=== DESCRIPTION OF THE TASK ===
In the lines below, swap every "table-cell" for "grid-cell" and leave everything else unchanged.

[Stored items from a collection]
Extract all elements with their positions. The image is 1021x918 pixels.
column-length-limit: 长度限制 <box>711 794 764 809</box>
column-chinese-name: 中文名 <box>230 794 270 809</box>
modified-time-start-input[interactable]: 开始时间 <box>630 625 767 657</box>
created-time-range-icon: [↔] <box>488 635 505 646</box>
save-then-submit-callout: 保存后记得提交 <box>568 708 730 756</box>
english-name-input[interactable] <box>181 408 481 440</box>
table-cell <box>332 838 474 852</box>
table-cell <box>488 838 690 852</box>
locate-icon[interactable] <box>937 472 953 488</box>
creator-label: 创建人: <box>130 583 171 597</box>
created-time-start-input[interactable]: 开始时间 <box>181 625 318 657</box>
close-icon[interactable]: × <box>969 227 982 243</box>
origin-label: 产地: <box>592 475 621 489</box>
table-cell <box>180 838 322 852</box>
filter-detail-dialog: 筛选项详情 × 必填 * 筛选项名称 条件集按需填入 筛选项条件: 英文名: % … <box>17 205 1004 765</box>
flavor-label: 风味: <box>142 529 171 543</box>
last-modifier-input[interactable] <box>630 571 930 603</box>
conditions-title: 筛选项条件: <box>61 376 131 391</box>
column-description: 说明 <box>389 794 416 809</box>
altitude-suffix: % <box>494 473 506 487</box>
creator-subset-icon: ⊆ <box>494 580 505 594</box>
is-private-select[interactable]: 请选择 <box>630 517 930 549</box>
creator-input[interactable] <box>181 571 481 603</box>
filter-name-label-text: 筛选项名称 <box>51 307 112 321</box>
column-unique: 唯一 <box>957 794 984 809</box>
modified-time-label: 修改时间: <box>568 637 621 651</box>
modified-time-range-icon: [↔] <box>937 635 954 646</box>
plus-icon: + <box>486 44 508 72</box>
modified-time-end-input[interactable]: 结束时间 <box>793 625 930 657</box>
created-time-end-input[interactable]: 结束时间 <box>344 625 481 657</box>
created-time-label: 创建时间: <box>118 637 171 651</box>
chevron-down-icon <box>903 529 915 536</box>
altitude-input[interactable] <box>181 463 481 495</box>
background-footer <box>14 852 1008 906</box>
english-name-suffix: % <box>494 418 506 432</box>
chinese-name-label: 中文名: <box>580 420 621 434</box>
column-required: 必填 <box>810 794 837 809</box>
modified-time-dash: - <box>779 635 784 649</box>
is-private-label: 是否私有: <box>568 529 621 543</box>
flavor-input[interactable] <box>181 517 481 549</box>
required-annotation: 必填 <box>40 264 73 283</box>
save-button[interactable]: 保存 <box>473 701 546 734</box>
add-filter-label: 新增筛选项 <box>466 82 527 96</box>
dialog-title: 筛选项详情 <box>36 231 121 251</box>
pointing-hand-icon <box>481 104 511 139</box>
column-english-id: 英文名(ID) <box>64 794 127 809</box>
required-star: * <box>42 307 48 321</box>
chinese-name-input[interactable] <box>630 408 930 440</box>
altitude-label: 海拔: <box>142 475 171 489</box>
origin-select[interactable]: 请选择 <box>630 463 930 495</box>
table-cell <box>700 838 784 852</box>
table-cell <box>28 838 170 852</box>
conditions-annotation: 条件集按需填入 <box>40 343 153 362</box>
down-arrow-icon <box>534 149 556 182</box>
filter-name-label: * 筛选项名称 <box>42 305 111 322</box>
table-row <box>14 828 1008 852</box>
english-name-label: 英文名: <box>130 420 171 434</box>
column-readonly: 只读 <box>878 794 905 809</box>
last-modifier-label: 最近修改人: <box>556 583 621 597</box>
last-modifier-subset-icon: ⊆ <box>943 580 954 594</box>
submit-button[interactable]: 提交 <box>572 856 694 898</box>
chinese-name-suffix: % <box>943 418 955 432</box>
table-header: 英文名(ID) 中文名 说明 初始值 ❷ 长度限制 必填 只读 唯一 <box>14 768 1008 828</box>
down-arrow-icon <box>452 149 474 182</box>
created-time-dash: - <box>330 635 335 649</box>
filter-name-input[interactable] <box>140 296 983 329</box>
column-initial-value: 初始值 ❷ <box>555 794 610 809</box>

=== SOLUTION TO THIS EXERCISE ===
Extract all elements with their positions. The image is 1021x918 pixels.
column-length-limit: 长度限制 <box>711 794 764 809</box>
column-chinese-name: 中文名 <box>230 794 270 809</box>
modified-time-start-input[interactable]: 开始时间 <box>630 625 767 657</box>
created-time-range-icon: [↔] <box>488 635 505 646</box>
save-then-submit-callout: 保存后记得提交 <box>568 708 730 756</box>
english-name-input[interactable] <box>181 408 481 440</box>
grid-cell <box>332 838 474 852</box>
grid-cell <box>488 838 690 852</box>
locate-icon[interactable] <box>937 472 953 488</box>
creator-label: 创建人: <box>130 583 171 597</box>
created-time-start-input[interactable]: 开始时间 <box>181 625 318 657</box>
close-icon[interactable]: × <box>969 227 982 243</box>
origin-label: 产地: <box>592 475 621 489</box>
grid-cell <box>180 838 322 852</box>
filter-detail-dialog: 筛选项详情 × 必填 * 筛选项名称 条件集按需填入 筛选项条件: 英文名: % … <box>17 205 1004 765</box>
flavor-label: 风味: <box>142 529 171 543</box>
last-modifier-input[interactable] <box>630 571 930 603</box>
conditions-title: 筛选项条件: <box>61 376 131 391</box>
column-description: 说明 <box>389 794 416 809</box>
altitude-suffix: % <box>494 473 506 487</box>
creator-subset-icon: ⊆ <box>494 580 505 594</box>
is-private-select[interactable]: 请选择 <box>630 517 930 549</box>
creator-input[interactable] <box>181 571 481 603</box>
filter-name-label-text: 筛选项名称 <box>51 307 112 321</box>
column-unique: 唯一 <box>957 794 984 809</box>
modified-time-label: 修改时间: <box>568 637 621 651</box>
modified-time-range-icon: [↔] <box>937 635 954 646</box>
plus-icon: + <box>486 44 508 72</box>
modified-time-end-input[interactable]: 结束时间 <box>793 625 930 657</box>
created-time-end-input[interactable]: 结束时间 <box>344 625 481 657</box>
created-time-label: 创建时间: <box>118 637 171 651</box>
chevron-down-icon <box>903 529 915 536</box>
altitude-input[interactable] <box>181 463 481 495</box>
background-footer <box>14 852 1008 906</box>
english-name-suffix: % <box>494 418 506 432</box>
chinese-name-label: 中文名: <box>580 420 621 434</box>
column-required: 必填 <box>810 794 837 809</box>
modified-time-dash: - <box>779 635 784 649</box>
is-private-label: 是否私有: <box>568 529 621 543</box>
flavor-input[interactable] <box>181 517 481 549</box>
required-annotation: 必填 <box>40 264 73 283</box>
save-button[interactable]: 保存 <box>473 701 546 734</box>
add-filter-label: 新增筛选项 <box>466 82 527 96</box>
dialog-title: 筛选项详情 <box>36 231 121 251</box>
pointing-hand-icon <box>481 104 511 139</box>
column-english-id: 英文名(ID) <box>64 794 127 809</box>
required-star: * <box>42 307 48 321</box>
chinese-name-input[interactable] <box>630 408 930 440</box>
altitude-label: 海拔: <box>142 475 171 489</box>
origin-select[interactable]: 请选择 <box>630 463 930 495</box>
grid-cell <box>700 838 784 852</box>
grid-cell <box>28 838 170 852</box>
conditions-annotation: 条件集按需填入 <box>40 343 153 362</box>
down-arrow-icon <box>534 149 556 182</box>
filter-name-label: * 筛选项名称 <box>42 305 111 322</box>
table-row <box>14 828 1008 852</box>
english-name-label: 英文名: <box>130 420 171 434</box>
column-readonly: 只读 <box>878 794 905 809</box>
last-modifier-label: 最近修改人: <box>556 583 621 597</box>
last-modifier-subset-icon: ⊆ <box>943 580 954 594</box>
submit-button[interactable]: 提交 <box>572 856 694 898</box>
chinese-name-suffix: % <box>943 418 955 432</box>
table-header: 英文名(ID) 中文名 说明 初始值 ❷ 长度限制 必填 只读 唯一 <box>14 768 1008 828</box>
down-arrow-icon <box>452 149 474 182</box>
created-time-dash: - <box>330 635 335 649</box>
filter-name-input[interactable] <box>140 296 983 329</box>
column-initial-value: 初始值 ❷ <box>555 794 610 809</box>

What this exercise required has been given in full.